--- Record set ---
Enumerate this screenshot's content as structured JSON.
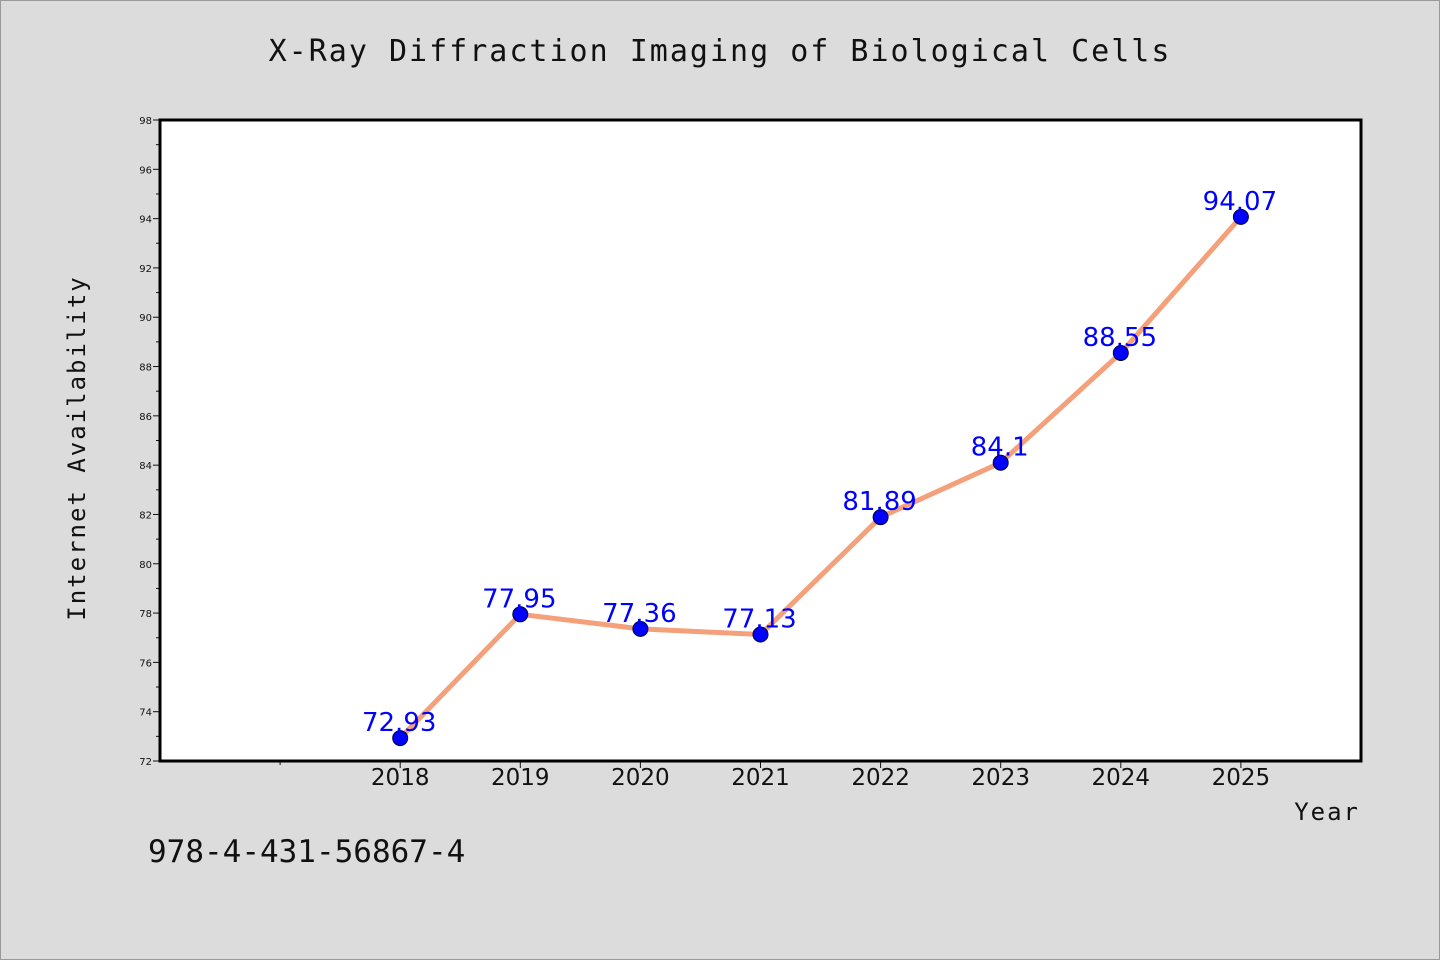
{
  "title": "X-Ray Diffraction Imaging of Biological Cells",
  "isbn": "978-4-431-56867-4",
  "chart_data": {
    "type": "line",
    "title": "X-Ray Diffraction Imaging of Biological Cells",
    "xlabel": "Year",
    "ylabel": "Internet Availability",
    "categories": [
      "2018",
      "2019",
      "2020",
      "2021",
      "2022",
      "2023",
      "2024",
      "2025"
    ],
    "series": [
      {
        "values": [
          72.93,
          77.95,
          77.36,
          77.13,
          81.89,
          84.1,
          88.55,
          94.07
        ],
        "color": "#f4a07a",
        "marker_color": "#0000ff"
      }
    ],
    "data_labels": [
      "72.93",
      "77.95",
      "77.36",
      "77.13",
      "81.89",
      "84.1",
      "88.55",
      "94.07"
    ],
    "ylim": [
      72,
      98
    ],
    "yticks": [
      72,
      74,
      76,
      78,
      80,
      82,
      84,
      86,
      88,
      90,
      92,
      94,
      96,
      98
    ],
    "x_range": [
      2016,
      2026
    ],
    "grid": false,
    "legend": "none",
    "colors": {
      "background": "#dcdcdc",
      "plot_background": "#ffffff",
      "line": "#f4a07a",
      "marker": "#0000ff",
      "label": "#0000ff"
    }
  }
}
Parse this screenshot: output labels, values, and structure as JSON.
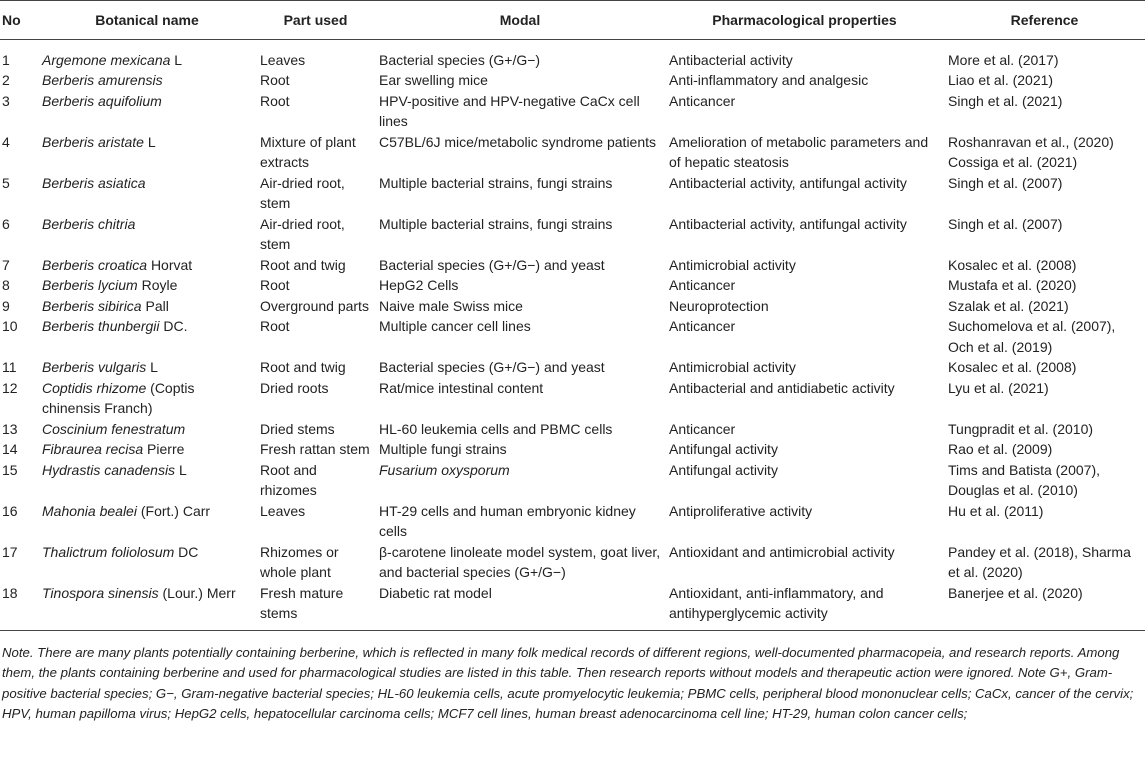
{
  "table": {
    "header": [
      "No",
      "Botanical name",
      "Part used",
      "Modal",
      "Pharmacological properties",
      "Reference"
    ],
    "rows": [
      {
        "no": "1",
        "botanical": {
          "italic": "Argemone mexicana",
          "plain": "L"
        },
        "part": "Leaves",
        "modal": "Bacterial species (G+/G−)",
        "pharm": "Antibacterial activity",
        "reference": "More et al. (2017)"
      },
      {
        "no": "2",
        "botanical": {
          "italic": "Berberis amurensis"
        },
        "part": "Root",
        "modal": "Ear swelling mice",
        "pharm": "Anti-inflammatory and analgesic",
        "reference": "Liao et al. (2021)"
      },
      {
        "no": "3",
        "botanical": {
          "italic": "Berberis aquifolium"
        },
        "part": "Root",
        "modal": "HPV-positive and HPV-negative CaCx cell lines",
        "pharm": "Anticancer",
        "reference": "Singh et al. (2021)"
      },
      {
        "no": "4",
        "botanical": {
          "italic": "Berberis aristate",
          "plain": "L"
        },
        "part": "Mixture of plant extracts",
        "modal": "C57BL/6J mice/metabolic syndrome patients",
        "pharm": "Amelioration of metabolic parameters and of hepatic steatosis",
        "reference": "Roshanravan et al., (2020) Cossiga et al. (2021)"
      },
      {
        "no": "5",
        "botanical": {
          "italic": "Berberis asiatica"
        },
        "part": "Air-dried root, stem",
        "modal": "Multiple bacterial strains, fungi strains",
        "pharm": "Antibacterial activity, antifungal activity",
        "reference": "Singh et al. (2007)"
      },
      {
        "no": "6",
        "botanical": {
          "italic": "Berberis chitria"
        },
        "part": "Air-dried root, stem",
        "modal": "Multiple bacterial strains, fungi strains",
        "pharm": "Antibacterial activity, antifungal activity",
        "reference": "Singh et al. (2007)"
      },
      {
        "no": "7",
        "botanical": {
          "italic": "Berberis croatica",
          "plain": "Horvat"
        },
        "part": "Root and twig",
        "modal": "Bacterial species (G+/G−) and yeast",
        "pharm": "Antimicrobial activity",
        "reference": "Kosalec et al. (2008)"
      },
      {
        "no": "8",
        "botanical": {
          "italic": "Berberis lycium",
          "plain": "Royle"
        },
        "part": "Root",
        "modal": "HepG2 Cells",
        "pharm": "Anticancer",
        "reference": "Mustafa et al. (2020)"
      },
      {
        "no": "9",
        "botanical": {
          "italic": "Berberis sibirica",
          "plain": "Pall"
        },
        "part": "Overground parts",
        "modal": "Naive male Swiss mice",
        "pharm": "Neuroprotection",
        "reference": "Szalak et al. (2021)"
      },
      {
        "no": "10",
        "botanical": {
          "italic": "Berberis thunbergii",
          "plain": "DC."
        },
        "part": "Root",
        "modal": "Multiple cancer cell lines",
        "pharm": "Anticancer",
        "reference": "Suchomelova et al. (2007), Och et al. (2019)"
      },
      {
        "no": "11",
        "botanical": {
          "italic": "Berberis vulgaris",
          "plain": "L"
        },
        "part": "Root and twig",
        "modal": "Bacterial species (G+/G−) and yeast",
        "pharm": "Antimicrobial activity",
        "reference": "Kosalec et al. (2008)"
      },
      {
        "no": "12",
        "botanical": {
          "italic": "Coptidis rhizome",
          "plain": "(Coptis chinensis Franch)"
        },
        "part": "Dried roots",
        "modal": "Rat/mice intestinal content",
        "pharm": "Antibacterial and antidiabetic activity",
        "reference": "Lyu et al. (2021)"
      },
      {
        "no": "13",
        "botanical": {
          "italic": "Coscinium fenestratum"
        },
        "part": "Dried stems",
        "modal": "HL-60 leukemia cells and PBMC cells",
        "pharm": "Anticancer",
        "reference": "Tungpradit et al. (2010)"
      },
      {
        "no": "14",
        "botanical": {
          "italic": "Fibraurea recisa",
          "plain": "Pierre"
        },
        "part": "Fresh rattan stem",
        "modal": "Multiple fungi strains",
        "pharm": "Antifungal activity",
        "reference": "Rao et al. (2009)"
      },
      {
        "no": "15",
        "botanical": {
          "italic": "Hydrastis canadensis",
          "plain": "L"
        },
        "part": "Root and rhizomes",
        "modal": "Fusarium oxysporum",
        "modal_style": "italic",
        "pharm": "Antifungal activity",
        "reference": "Tims and Batista (2007), Douglas et al. (2010)"
      },
      {
        "no": "16",
        "botanical": {
          "italic": "Mahonia bealei",
          "plain": "(Fort.) Carr"
        },
        "part": "Leaves",
        "modal": "HT-29 cells and human embryonic kidney cells",
        "pharm": "Antiproliferative activity",
        "reference": "Hu et al. (2011)"
      },
      {
        "no": "17",
        "botanical": {
          "italic": "Thalictrum foliolosum",
          "plain": "DC"
        },
        "part": "Rhizomes or whole plant",
        "modal": "β-carotene linoleate model system, goat liver, and bacterial species (G+/G−)",
        "pharm": "Antioxidant and antimicrobial activity",
        "reference": "Pandey et al. (2018), Sharma et al. (2020)"
      },
      {
        "no": "18",
        "botanical": {
          "italic": "Tinospora sinensis",
          "plain": "(Lour.) Merr"
        },
        "part": "Fresh mature stems",
        "modal": "Diabetic rat model",
        "pharm": "Antioxidant, anti-inflammatory, and antihyperglycemic activity",
        "reference": "Banerjee et al. (2020)"
      }
    ]
  },
  "note": "Note. There are many plants potentially containing berberine, which is reflected in many folk medical records of different regions, well-documented pharmacopeia, and research reports. Among them, the plants containing berberine and used for pharmacological studies are listed in this table. Then research reports without models and therapeutic action were ignored. Note G+, Gram-positive bacterial species; G−, Gram-negative bacterial species; HL-60 leukemia cells, acute promyelocytic leukemia; PBMC cells, peripheral blood mononuclear cells; CaCx, cancer of the cervix; HPV, human papilloma virus; HepG2 cells, hepatocellular carcinoma cells; MCF7 cell lines, human breast adenocarcinoma cell line; HT-29, human colon cancer cells;"
}
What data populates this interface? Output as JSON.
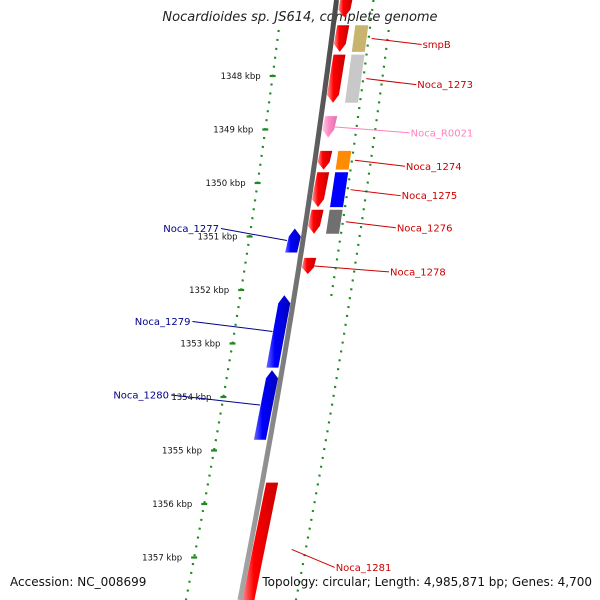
{
  "title": "Nocardioides sp. JS614, complete genome",
  "footer": {
    "accession": "Accession: NC_008699",
    "stats": "Topology: circular; Length: 4,985,871 bp; Genes: 4,700"
  },
  "colors": {
    "backbone": "#7a7a7a",
    "track_dots": "#1f8a1f",
    "forward_gene": "#ff0000",
    "reverse_gene": "#0000ff",
    "rna_gene": "#ff8ec8",
    "forward_label": "#cc0000",
    "reverse_label": "#00008b",
    "rna_label": "#ff80c0",
    "cog_olive": "#c8b46e",
    "cog_gray": "#c8c8c8",
    "cog_orange": "#ff8c00",
    "cog_blue": "#0000ff",
    "cog_darkgray": "#707070"
  },
  "scale_unit": "kbp",
  "scale_ticks": [
    1348,
    1349,
    1350,
    1351,
    1352,
    1353,
    1354,
    1355,
    1356,
    1357
  ],
  "genes": [
    {
      "label": "",
      "strand": "forward",
      "start_kbp": 1346.55,
      "end_kbp": 1346.9
    },
    {
      "label": "smpB",
      "strand": "forward",
      "start_kbp": 1347.05,
      "end_kbp": 1347.55,
      "cog": "cog_olive"
    },
    {
      "label": "Noca_1273",
      "strand": "forward",
      "start_kbp": 1347.6,
      "end_kbp": 1348.5,
      "cog": "cog_gray"
    },
    {
      "label": "Noca_R0021",
      "strand": "forward",
      "start_kbp": 1348.75,
      "end_kbp": 1349.15,
      "type": "rna"
    },
    {
      "label": "Noca_1274",
      "strand": "forward",
      "start_kbp": 1349.4,
      "end_kbp": 1349.75,
      "cog": "cog_orange"
    },
    {
      "label": "Noca_1275",
      "strand": "forward",
      "start_kbp": 1349.8,
      "end_kbp": 1350.45,
      "cog": "cog_blue"
    },
    {
      "label": "Noca_1276",
      "strand": "forward",
      "start_kbp": 1350.5,
      "end_kbp": 1350.95,
      "cog": "cog_darkgray"
    },
    {
      "label": "Noca_1277",
      "strand": "reverse",
      "start_kbp": 1350.85,
      "end_kbp": 1351.3
    },
    {
      "label": "Noca_1278",
      "strand": "forward",
      "start_kbp": 1351.4,
      "end_kbp": 1351.7
    },
    {
      "label": "Noca_1279",
      "strand": "reverse",
      "start_kbp": 1352.1,
      "end_kbp": 1353.45
    },
    {
      "label": "Noca_1280",
      "strand": "reverse",
      "start_kbp": 1353.5,
      "end_kbp": 1354.8
    },
    {
      "label": "Noca_1281",
      "strand": "forward",
      "start_kbp": 1355.6,
      "end_kbp": 1358.1
    }
  ]
}
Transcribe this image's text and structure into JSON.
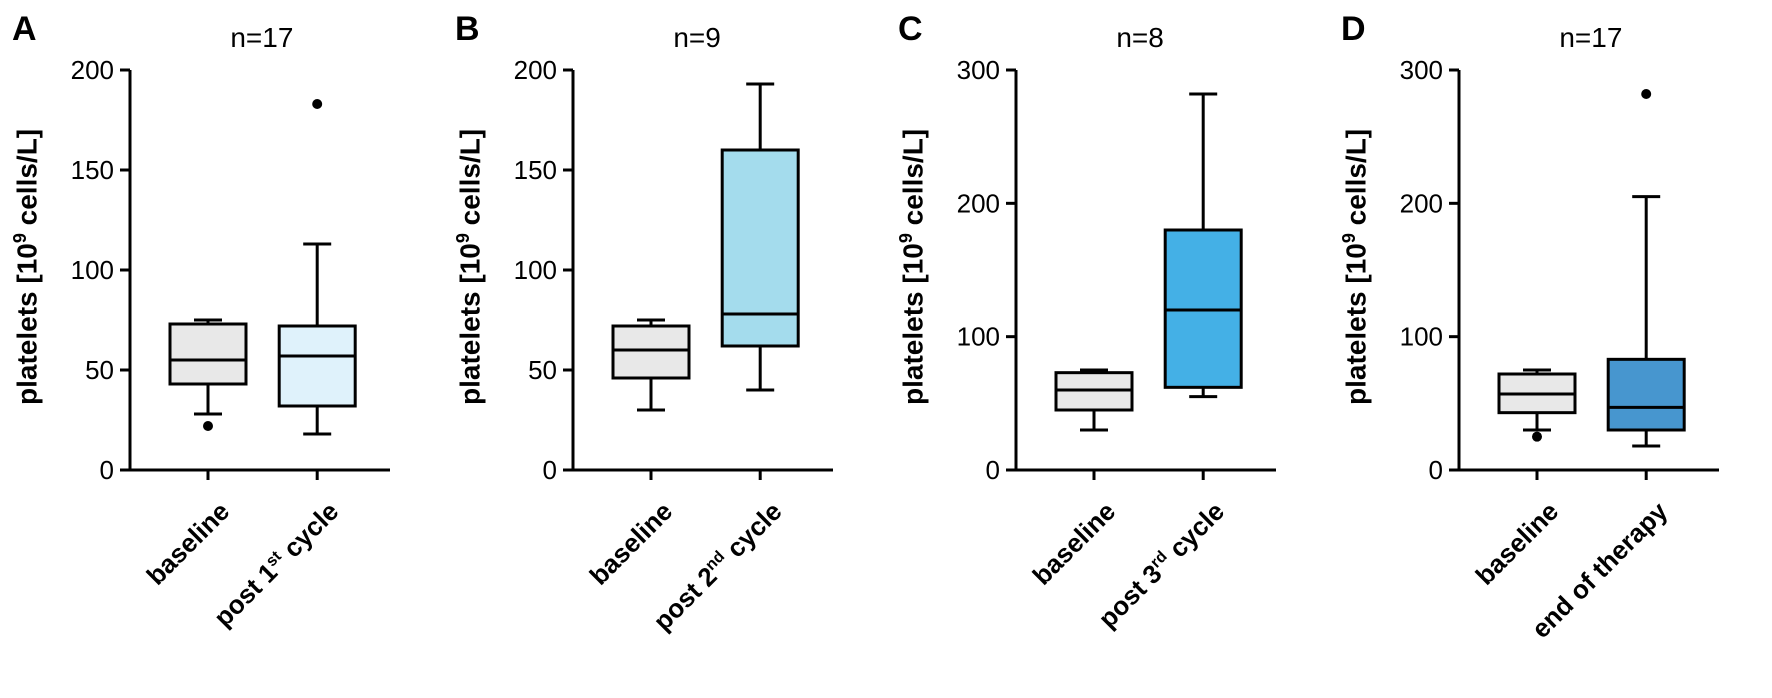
{
  "figure": {
    "background_color": "#ffffff",
    "axis_color": "#000000",
    "axis_width": 3,
    "baseline_fill": "#e8e8e8",
    "stroke_color": "#000000",
    "box_stroke_width": 3,
    "whisker_width": 3,
    "outlier_radius": 5,
    "font_family": "Arial",
    "panel_label_fontsize": 34,
    "n_label_fontsize": 28,
    "tick_label_fontsize": 26,
    "axis_title_fontsize": 28,
    "x_label_fontsize": 26,
    "y_axis_title_html": "platelets [10<sup>9</sup> cells/L]",
    "panels": [
      {
        "id": "A",
        "n_label": "n=17",
        "y_min": 0,
        "y_max": 200,
        "y_ticks": [
          0,
          50,
          100,
          150,
          200
        ],
        "treatment_fill": "#dff2fb",
        "x_categories": [
          "baseline",
          "post 1<sup>st</sup> cycle"
        ],
        "boxes": [
          {
            "fill_key": "baseline",
            "q1": 43,
            "median": 55,
            "q3": 73,
            "whisker_low": 28,
            "whisker_high": 75,
            "outliers": [
              22
            ]
          },
          {
            "fill_key": "treatment",
            "q1": 32,
            "median": 57,
            "q3": 72,
            "whisker_low": 18,
            "whisker_high": 113,
            "outliers": [
              183
            ]
          }
        ]
      },
      {
        "id": "B",
        "n_label": "n=9",
        "y_min": 0,
        "y_max": 200,
        "y_ticks": [
          0,
          50,
          100,
          150,
          200
        ],
        "treatment_fill": "#a4dced",
        "x_categories": [
          "baseline",
          "post 2<sup>nd</sup> cycle"
        ],
        "boxes": [
          {
            "fill_key": "baseline",
            "q1": 46,
            "median": 60,
            "q3": 72,
            "whisker_low": 30,
            "whisker_high": 75,
            "outliers": []
          },
          {
            "fill_key": "treatment",
            "q1": 62,
            "median": 78,
            "q3": 160,
            "whisker_low": 40,
            "whisker_high": 193,
            "outliers": []
          }
        ]
      },
      {
        "id": "C",
        "n_label": "n=8",
        "y_min": 0,
        "y_max": 300,
        "y_ticks": [
          0,
          100,
          200,
          300
        ],
        "treatment_fill": "#44b0e6",
        "x_categories": [
          "baseline",
          "post 3<sup>rd</sup> cycle"
        ],
        "boxes": [
          {
            "fill_key": "baseline",
            "q1": 45,
            "median": 60,
            "q3": 73,
            "whisker_low": 30,
            "whisker_high": 75,
            "outliers": []
          },
          {
            "fill_key": "treatment",
            "q1": 62,
            "median": 120,
            "q3": 180,
            "whisker_low": 55,
            "whisker_high": 282,
            "outliers": []
          }
        ]
      },
      {
        "id": "D",
        "n_label": "n=17",
        "y_min": 0,
        "y_max": 300,
        "y_ticks": [
          0,
          100,
          200,
          300
        ],
        "treatment_fill": "#4796cf",
        "x_categories": [
          "baseline",
          "end of therapy"
        ],
        "boxes": [
          {
            "fill_key": "baseline",
            "q1": 43,
            "median": 57,
            "q3": 72,
            "whisker_low": 30,
            "whisker_high": 75,
            "outliers": [
              25
            ]
          },
          {
            "fill_key": "treatment",
            "q1": 30,
            "median": 47,
            "q3": 83,
            "whisker_low": 18,
            "whisker_high": 205,
            "outliers": [
              282
            ]
          }
        ]
      }
    ]
  }
}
---
Task prompt:
Show every line of the data in which the word "Berberis" appears.

Final answer:
          "italic": "Berberis amurensis"
          "italic": "Berberis aquifolium"
          "italic": "Berberis aristate",
          "italic": "Berberis asiatica"
          "italic": "Berberis chitria"
          "italic": "Berberis croatica",
          "italic": "Berberis lycium",
          "italic": "Berberis sibirica",
          "italic": "Berberis thunbergii",
          "italic": "Berberis vulgaris",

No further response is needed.